Stated goal: Output the lines that follow exactly as they are.

[Rows from a figure dataset]
☆ ☆ ☆ ☆ ☆ ☆ ☆

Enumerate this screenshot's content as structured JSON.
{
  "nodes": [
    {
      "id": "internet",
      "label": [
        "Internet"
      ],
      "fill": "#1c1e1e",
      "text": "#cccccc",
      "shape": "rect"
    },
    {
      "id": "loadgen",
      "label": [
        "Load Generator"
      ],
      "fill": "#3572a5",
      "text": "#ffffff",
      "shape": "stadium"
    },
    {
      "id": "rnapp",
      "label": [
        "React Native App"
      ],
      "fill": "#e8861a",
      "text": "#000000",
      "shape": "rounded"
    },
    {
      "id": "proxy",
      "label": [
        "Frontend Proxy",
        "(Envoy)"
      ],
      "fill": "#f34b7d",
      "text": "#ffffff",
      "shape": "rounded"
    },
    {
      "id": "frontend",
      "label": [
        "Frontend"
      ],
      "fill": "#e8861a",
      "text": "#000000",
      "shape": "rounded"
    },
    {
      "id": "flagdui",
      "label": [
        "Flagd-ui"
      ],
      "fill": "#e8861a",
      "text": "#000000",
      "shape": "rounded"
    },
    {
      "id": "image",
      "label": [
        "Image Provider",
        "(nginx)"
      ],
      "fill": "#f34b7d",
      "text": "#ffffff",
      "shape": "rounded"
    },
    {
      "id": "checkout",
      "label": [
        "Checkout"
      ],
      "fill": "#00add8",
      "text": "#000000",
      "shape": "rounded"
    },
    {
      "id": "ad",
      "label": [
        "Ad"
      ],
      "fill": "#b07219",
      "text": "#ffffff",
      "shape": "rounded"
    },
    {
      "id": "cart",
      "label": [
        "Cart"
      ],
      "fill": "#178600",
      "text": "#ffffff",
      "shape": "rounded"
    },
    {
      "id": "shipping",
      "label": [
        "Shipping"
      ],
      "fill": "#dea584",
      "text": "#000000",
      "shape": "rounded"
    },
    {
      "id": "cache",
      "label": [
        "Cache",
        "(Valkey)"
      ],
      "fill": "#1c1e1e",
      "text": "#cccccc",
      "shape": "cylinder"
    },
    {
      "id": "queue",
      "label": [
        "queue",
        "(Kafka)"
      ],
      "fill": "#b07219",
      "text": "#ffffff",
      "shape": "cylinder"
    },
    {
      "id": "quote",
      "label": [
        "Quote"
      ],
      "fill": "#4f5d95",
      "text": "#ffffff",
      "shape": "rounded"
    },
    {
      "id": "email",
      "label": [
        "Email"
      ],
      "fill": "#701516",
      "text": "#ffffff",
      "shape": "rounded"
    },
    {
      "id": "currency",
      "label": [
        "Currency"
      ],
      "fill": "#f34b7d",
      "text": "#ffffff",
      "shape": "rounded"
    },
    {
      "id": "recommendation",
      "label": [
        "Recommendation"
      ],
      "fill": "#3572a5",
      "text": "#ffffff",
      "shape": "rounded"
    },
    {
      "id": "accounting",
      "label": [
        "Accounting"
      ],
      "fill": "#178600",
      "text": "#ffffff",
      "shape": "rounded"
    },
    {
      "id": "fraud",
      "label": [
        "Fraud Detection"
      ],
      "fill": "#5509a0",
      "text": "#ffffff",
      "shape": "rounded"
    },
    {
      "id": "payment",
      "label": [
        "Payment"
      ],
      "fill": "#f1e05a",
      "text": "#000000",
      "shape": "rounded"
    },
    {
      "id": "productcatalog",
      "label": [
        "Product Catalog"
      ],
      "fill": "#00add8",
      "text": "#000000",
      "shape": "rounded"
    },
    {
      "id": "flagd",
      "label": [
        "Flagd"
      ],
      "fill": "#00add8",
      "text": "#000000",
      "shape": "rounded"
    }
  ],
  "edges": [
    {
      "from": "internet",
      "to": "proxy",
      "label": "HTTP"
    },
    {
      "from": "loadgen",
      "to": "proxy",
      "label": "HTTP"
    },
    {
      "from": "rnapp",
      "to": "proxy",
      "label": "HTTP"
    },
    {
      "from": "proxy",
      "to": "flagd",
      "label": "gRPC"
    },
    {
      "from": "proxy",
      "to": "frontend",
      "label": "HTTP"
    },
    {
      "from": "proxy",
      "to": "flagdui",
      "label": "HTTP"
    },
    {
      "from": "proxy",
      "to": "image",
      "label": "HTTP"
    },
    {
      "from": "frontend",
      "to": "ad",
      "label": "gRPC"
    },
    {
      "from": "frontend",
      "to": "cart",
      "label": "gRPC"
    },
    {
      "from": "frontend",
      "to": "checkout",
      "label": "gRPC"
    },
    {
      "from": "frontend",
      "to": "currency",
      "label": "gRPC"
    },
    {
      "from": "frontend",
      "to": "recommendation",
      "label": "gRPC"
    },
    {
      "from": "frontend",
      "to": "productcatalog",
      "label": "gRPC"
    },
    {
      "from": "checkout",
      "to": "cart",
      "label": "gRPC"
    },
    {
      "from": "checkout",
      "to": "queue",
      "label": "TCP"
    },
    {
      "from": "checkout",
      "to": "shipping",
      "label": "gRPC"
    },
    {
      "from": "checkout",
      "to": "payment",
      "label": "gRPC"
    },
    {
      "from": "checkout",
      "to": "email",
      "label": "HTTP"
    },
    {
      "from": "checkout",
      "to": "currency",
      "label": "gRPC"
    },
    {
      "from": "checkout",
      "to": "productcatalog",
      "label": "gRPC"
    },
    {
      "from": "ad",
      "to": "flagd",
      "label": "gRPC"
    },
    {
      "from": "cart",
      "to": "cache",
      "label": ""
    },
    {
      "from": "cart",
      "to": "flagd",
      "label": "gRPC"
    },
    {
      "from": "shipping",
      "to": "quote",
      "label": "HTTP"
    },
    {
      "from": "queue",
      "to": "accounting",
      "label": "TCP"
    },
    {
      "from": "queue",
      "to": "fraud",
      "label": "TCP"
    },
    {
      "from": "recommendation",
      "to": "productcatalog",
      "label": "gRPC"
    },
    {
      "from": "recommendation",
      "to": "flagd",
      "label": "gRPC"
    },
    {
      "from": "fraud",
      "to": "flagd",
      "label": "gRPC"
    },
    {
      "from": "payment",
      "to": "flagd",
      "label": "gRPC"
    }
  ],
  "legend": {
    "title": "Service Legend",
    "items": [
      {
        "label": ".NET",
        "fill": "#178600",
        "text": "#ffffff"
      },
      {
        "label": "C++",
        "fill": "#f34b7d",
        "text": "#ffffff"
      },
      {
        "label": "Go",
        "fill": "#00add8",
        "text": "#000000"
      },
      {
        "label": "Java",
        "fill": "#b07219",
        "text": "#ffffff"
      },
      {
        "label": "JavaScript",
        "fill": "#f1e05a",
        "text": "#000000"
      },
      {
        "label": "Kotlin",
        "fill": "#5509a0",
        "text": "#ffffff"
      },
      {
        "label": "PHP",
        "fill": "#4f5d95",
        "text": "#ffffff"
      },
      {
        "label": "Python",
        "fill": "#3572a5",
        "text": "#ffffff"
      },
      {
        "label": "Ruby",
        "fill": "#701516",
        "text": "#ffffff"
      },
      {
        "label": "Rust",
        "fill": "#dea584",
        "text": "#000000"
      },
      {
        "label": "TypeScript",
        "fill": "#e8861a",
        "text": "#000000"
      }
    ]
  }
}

☆ ☆ ☆ ☆ ☆ ☆ ☆

Written response:
Enumerate this screenshot's content as structured JSON.
{
  "nodes": [
    {
      "id": "internet",
      "label": [
        "Internet"
      ],
      "fill": "#1c1e1e",
      "text": "#cccccc",
      "shape": "rect"
    },
    {
      "id": "loadgen",
      "label": [
        "Load Generator"
      ],
      "fill": "#3572a5",
      "text": "#ffffff",
      "shape": "stadium"
    },
    {
      "id": "rnapp",
      "label": [
        "React Native App"
      ],
      "fill": "#e8861a",
      "text": "#000000",
      "shape": "rounded"
    },
    {
      "id": "proxy",
      "label": [
        "Frontend Proxy",
        "(Envoy)"
      ],
      "fill": "#f34b7d",
      "text": "#ffffff",
      "shape": "rounded"
    },
    {
      "id": "frontend",
      "label": [
        "Frontend"
      ],
      "fill": "#e8861a",
      "text": "#000000",
      "shape": "rounded"
    },
    {
      "id": "flagdui",
      "label": [
        "Flagd-ui"
      ],
      "fill": "#e8861a",
      "text": "#000000",
      "shape": "rounded"
    },
    {
      "id": "image",
      "label": [
        "Image Provider",
        "(nginx)"
      ],
      "fill": "#f34b7d",
      "text": "#ffffff",
      "shape": "rounded"
    },
    {
      "id": "checkout",
      "label": [
        "Checkout"
      ],
      "fill": "#00add8",
      "text": "#000000",
      "shape": "rounded"
    },
    {
      "id": "ad",
      "label": [
        "Ad"
      ],
      "fill": "#b07219",
      "text": "#ffffff",
      "shape": "rounded"
    },
    {
      "id": "cart",
      "label": [
        "Cart"
      ],
      "fill": "#178600",
      "text": "#ffffff",
      "shape": "rounded"
    },
    {
      "id": "shipping",
      "label": [
        "Shipping"
      ],
      "fill": "#dea584",
      "text": "#000000",
      "shape": "rounded"
    },
    {
      "id": "cache",
      "label": [
        "Cache",
        "(Valkey)"
      ],
      "fill": "#1c1e1e",
      "text": "#cccccc",
      "shape": "cylinder"
    },
    {
      "id": "queue",
      "label": [
        "queue",
        "(Kafka)"
      ],
      "fill": "#b07219",
      "text": "#ffffff",
      "shape": "cylinder"
    },
    {
      "id": "quote",
      "label": [
        "Quote"
      ],
      "fill": "#4f5d95",
      "text": "#ffffff",
      "shape": "rounded"
    },
    {
      "id": "email",
      "label": [
        "Email"
      ],
      "fill": "#701516",
      "text": "#ffffff",
      "shape": "rounded"
    },
    {
      "id": "currency",
      "label": [
        "Currency"
      ],
      "fill": "#f34b7d",
      "text": "#ffffff",
      "shape": "rounded"
    },
    {
      "id": "recommendation",
      "label": [
        "Recommendation"
      ],
      "fill": "#3572a5",
      "text": "#ffffff",
      "shape": "rounded"
    },
    {
      "id": "accounting",
      "label": [
        "Accounting"
      ],
      "fill": "#178600",
      "text": "#ffffff",
      "shape": "rounded"
    },
    {
      "id": "fraud",
      "label": [
        "Fraud Detection"
      ],
      "fill": "#5509a0",
      "text": "#ffffff",
      "shape": "rounded"
    },
    {
      "id": "payment",
      "label": [
        "Payment"
      ],
      "fill": "#f1e05a",
      "text": "#000000",
      "shape": "rounded"
    },
    {
      "id": "productcatalog",
      "label": [
        "Product Catalog"
      ],
      "fill": "#00add8",
      "text": "#000000",
      "shape": "rounded"
    },
    {
      "id": "flagd",
      "label": [
        "Flagd"
      ],
      "fill": "#00add8",
      "text": "#000000",
      "shape": "rounded"
    }
  ],
  "edges": [
    {
      "from": "internet",
      "to": "proxy",
      "label": "HTTP"
    },
    {
      "from": "loadgen",
      "to": "proxy",
      "label": "HTTP"
    },
    {
      "from": "rnapp",
      "to": "proxy",
      "label": "HTTP"
    },
    {
      "from": "proxy",
      "to": "flagd",
      "label": "gRPC"
    },
    {
      "from": "proxy",
      "to": "frontend",
      "label": "HTTP"
    },
    {
      "from": "proxy",
      "to": "flagdui",
      "label": "HTTP"
    },
    {
      "from": "proxy",
      "to": "image",
      "label": "HTTP"
    },
    {
      "from": "frontend",
      "to": "ad",
      "label": "gRPC"
    },
    {
      "from": "frontend",
      "to": "cart",
      "label": "gRPC"
    },
    {
      "from": "frontend",
      "to": "checkout",
      "label": "gRPC"
    },
    {
      "from": "frontend",
      "to": "currency",
      "label": "gRPC"
    },
    {
      "from": "frontend",
      "to": "recommendation",
      "label": "gRPC"
    },
    {
      "from": "frontend",
      "to": "productcatalog",
      "label": "gRPC"
    },
    {
      "from": "checkout",
      "to": "cart",
      "label": "gRPC"
    },
    {
      "from": "checkout",
      "to": "queue",
      "label": "TCP"
    },
    {
      "from": "checkout",
      "to": "shipping",
      "label": "gRPC"
    },
    {
      "from": "checkout",
      "to": "payment",
      "label": "gRPC"
    },
    {
      "from": "checkout",
      "to": "email",
      "label": "HTTP"
    },
    {
      "from": "checkout",
      "to": "currency",
      "label": "gRPC"
    },
    {
      "from": "checkout",
      "to": "productcatalog",
      "label": "gRPC"
    },
    {
      "from": "ad",
      "to": "flagd",
      "label": "gRPC"
    },
    {
      "from": "cart",
      "to": "cache",
      "label": ""
    },
    {
      "from": "cart",
      "to": "flagd",
      "label": "gRPC"
    },
    {
      "from": "shipping",
      "to": "quote",
      "label": "HTTP"
    },
    {
      "from": "queue",
      "to": "accounting",
      "label": "TCP"
    },
    {
      "from": "queue",
      "to": "fraud",
      "label": "TCP"
    },
    {
      "from": "recommendation",
      "to": "productcatalog",
      "label": "gRPC"
    },
    {
      "from": "recommendation",
      "to": "flagd",
      "label": "gRPC"
    },
    {
      "from": "fraud",
      "to": "flagd",
      "label": "gRPC"
    },
    {
      "from": "payment",
      "to": "flagd",
      "label": "gRPC"
    }
  ],
  "legend": {
    "title": "Service Legend",
    "items": [
      {
        "label": ".NET",
        "fill": "#178600",
        "text": "#ffffff"
      },
      {
        "label": "C++",
        "fill": "#f34b7d",
        "text": "#ffffff"
      },
      {
        "label": "Go",
        "fill": "#00add8",
        "text": "#000000"
      },
      {
        "label": "Java",
        "fill": "#b07219",
        "text": "#ffffff"
      },
      {
        "label": "JavaScript",
        "fill": "#f1e05a",
        "text": "#000000"
      },
      {
        "label": "Kotlin",
        "fill": "#5509a0",
        "text": "#ffffff"
      },
      {
        "label": "PHP",
        "fill": "#4f5d95",
        "text": "#ffffff"
      },
      {
        "label": "Python",
        "fill": "#3572a5",
        "text": "#ffffff"
      },
      {
        "label": "Ruby",
        "fill": "#701516",
        "text": "#ffffff"
      },
      {
        "label": "Rust",
        "fill": "#dea584",
        "text": "#000000"
      },
      {
        "label": "TypeScript",
        "fill": "#e8861a",
        "text": "#000000"
      }
    ]
  }
}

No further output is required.